Problem to work on>
Reproduce the whole listing, character for character.

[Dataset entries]
## Start

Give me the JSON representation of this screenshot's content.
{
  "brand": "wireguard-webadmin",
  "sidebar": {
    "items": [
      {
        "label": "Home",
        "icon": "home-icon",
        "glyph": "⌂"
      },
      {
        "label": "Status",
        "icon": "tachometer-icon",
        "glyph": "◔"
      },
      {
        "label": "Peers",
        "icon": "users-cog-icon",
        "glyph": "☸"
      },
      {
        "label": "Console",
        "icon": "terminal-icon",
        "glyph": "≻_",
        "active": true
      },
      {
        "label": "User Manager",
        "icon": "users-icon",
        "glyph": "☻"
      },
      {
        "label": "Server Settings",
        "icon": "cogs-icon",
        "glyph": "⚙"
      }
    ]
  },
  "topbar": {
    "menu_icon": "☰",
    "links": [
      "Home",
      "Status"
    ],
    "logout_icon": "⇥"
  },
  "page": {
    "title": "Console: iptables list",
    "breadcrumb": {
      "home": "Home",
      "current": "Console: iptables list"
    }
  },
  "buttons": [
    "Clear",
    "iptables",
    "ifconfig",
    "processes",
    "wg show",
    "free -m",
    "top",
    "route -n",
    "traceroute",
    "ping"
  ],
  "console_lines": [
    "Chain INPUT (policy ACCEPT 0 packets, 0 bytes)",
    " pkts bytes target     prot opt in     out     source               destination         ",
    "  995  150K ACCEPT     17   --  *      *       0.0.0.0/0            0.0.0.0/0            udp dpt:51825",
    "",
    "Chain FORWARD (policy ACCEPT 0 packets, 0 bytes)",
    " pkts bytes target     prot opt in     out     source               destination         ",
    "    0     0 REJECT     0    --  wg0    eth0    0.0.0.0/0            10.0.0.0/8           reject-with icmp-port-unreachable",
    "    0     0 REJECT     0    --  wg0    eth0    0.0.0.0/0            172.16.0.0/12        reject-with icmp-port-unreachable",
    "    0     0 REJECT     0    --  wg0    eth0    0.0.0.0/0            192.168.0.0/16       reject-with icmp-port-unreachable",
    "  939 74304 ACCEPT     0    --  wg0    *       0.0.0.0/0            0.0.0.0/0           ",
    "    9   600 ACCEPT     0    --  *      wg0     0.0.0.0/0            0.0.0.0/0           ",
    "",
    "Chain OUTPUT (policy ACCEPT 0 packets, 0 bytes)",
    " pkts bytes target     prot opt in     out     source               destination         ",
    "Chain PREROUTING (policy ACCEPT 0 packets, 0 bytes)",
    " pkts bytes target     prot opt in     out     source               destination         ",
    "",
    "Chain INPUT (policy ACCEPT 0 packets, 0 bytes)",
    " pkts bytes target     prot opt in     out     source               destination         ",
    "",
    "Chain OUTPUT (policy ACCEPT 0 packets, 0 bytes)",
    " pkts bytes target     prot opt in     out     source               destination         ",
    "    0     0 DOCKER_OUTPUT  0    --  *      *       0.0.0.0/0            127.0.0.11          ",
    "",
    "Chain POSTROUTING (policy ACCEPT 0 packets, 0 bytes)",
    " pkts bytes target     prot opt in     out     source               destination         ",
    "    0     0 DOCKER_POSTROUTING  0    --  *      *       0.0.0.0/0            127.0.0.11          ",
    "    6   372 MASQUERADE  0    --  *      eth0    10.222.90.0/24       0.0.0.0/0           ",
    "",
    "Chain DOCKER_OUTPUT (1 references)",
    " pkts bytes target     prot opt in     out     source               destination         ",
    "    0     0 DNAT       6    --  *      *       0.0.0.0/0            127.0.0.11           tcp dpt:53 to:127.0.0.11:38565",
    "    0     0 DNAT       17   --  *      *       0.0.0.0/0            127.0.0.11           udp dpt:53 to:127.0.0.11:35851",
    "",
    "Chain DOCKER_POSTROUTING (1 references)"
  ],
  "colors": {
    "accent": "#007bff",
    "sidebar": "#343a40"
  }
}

## End

Finished task>
Give me the JSON representation of this screenshot's content.
{
  "brand": "wireguard-webadmin",
  "sidebar": {
    "items": [
      {
        "label": "Home",
        "icon": "home-icon",
        "glyph": "⌂"
      },
      {
        "label": "Status",
        "icon": "tachometer-icon",
        "glyph": "◔"
      },
      {
        "label": "Peers",
        "icon": "users-cog-icon",
        "glyph": "☸"
      },
      {
        "label": "Console",
        "icon": "terminal-icon",
        "glyph": "≻_",
        "active": true
      },
      {
        "label": "User Manager",
        "icon": "users-icon",
        "glyph": "☻"
      },
      {
        "label": "Server Settings",
        "icon": "cogs-icon",
        "glyph": "⚙"
      }
    ]
  },
  "topbar": {
    "menu_icon": "☰",
    "links": [
      "Home",
      "Status"
    ],
    "logout_icon": "⇥"
  },
  "page": {
    "title": "Console: iptables list",
    "breadcrumb": {
      "home": "Home",
      "current": "Console: iptables list"
    }
  },
  "buttons": [
    "Clear",
    "iptables",
    "ifconfig",
    "processes",
    "wg show",
    "free -m",
    "top",
    "route -n",
    "traceroute",
    "ping"
  ],
  "console_lines": [
    "Chain INPUT (policy ACCEPT 0 packets, 0 bytes)",
    " pkts bytes target     prot opt in     out     source               destination         ",
    "  995  150K ACCEPT     17   --  *      *       0.0.0.0/0            0.0.0.0/0            udp dpt:51825",
    "",
    "Chain FORWARD (policy ACCEPT 0 packets, 0 bytes)",
    " pkts bytes target     prot opt in     out     source               destination         ",
    "    0     0 REJECT     0    --  wg0    eth0    0.0.0.0/0            10.0.0.0/8           reject-with icmp-port-unreachable",
    "    0     0 REJECT     0    --  wg0    eth0    0.0.0.0/0            172.16.0.0/12        reject-with icmp-port-unreachable",
    "    0     0 REJECT     0    --  wg0    eth0    0.0.0.0/0            192.168.0.0/16       reject-with icmp-port-unreachable",
    "  939 74304 ACCEPT     0    --  wg0    *       0.0.0.0/0            0.0.0.0/0           ",
    "    9   600 ACCEPT     0    --  *      wg0     0.0.0.0/0            0.0.0.0/0           ",
    "",
    "Chain OUTPUT (policy ACCEPT 0 packets, 0 bytes)",
    " pkts bytes target     prot opt in     out     source               destination         ",
    "Chain PREROUTING (policy ACCEPT 0 packets, 0 bytes)",
    " pkts bytes target     prot opt in     out     source               destination         ",
    "",
    "Chain INPUT (policy ACCEPT 0 packets, 0 bytes)",
    " pkts bytes target     prot opt in     out     source               destination         ",
    "",
    "Chain OUTPUT (policy ACCEPT 0 packets, 0 bytes)",
    " pkts bytes target     prot opt in     out     source               destination         ",
    "    0     0 DOCKER_OUTPUT  0    --  *      *       0.0.0.0/0            127.0.0.11          ",
    "",
    "Chain POSTROUTING (policy ACCEPT 0 packets, 0 bytes)",
    " pkts bytes target     prot opt in     out     source               destination         ",
    "    0     0 DOCKER_POSTROUTING  0    --  *      *       0.0.0.0/0            127.0.0.11          ",
    "    6   372 MASQUERADE  0    --  *      eth0    10.222.90.0/24       0.0.0.0/0           ",
    "",
    "Chain DOCKER_OUTPUT (1 references)",
    " pkts bytes target     prot opt in     out     source               destination         ",
    "    0     0 DNAT       6    --  *      *       0.0.0.0/0            127.0.0.11           tcp dpt:53 to:127.0.0.11:38565",
    "    0     0 DNAT       17   --  *      *       0.0.0.0/0            127.0.0.11           udp dpt:53 to:127.0.0.11:35851",
    "",
    "Chain DOCKER_POSTROUTING (1 references)"
  ],
  "colors": {
    "accent": "#007bff",
    "sidebar": "#343a40"
  }
}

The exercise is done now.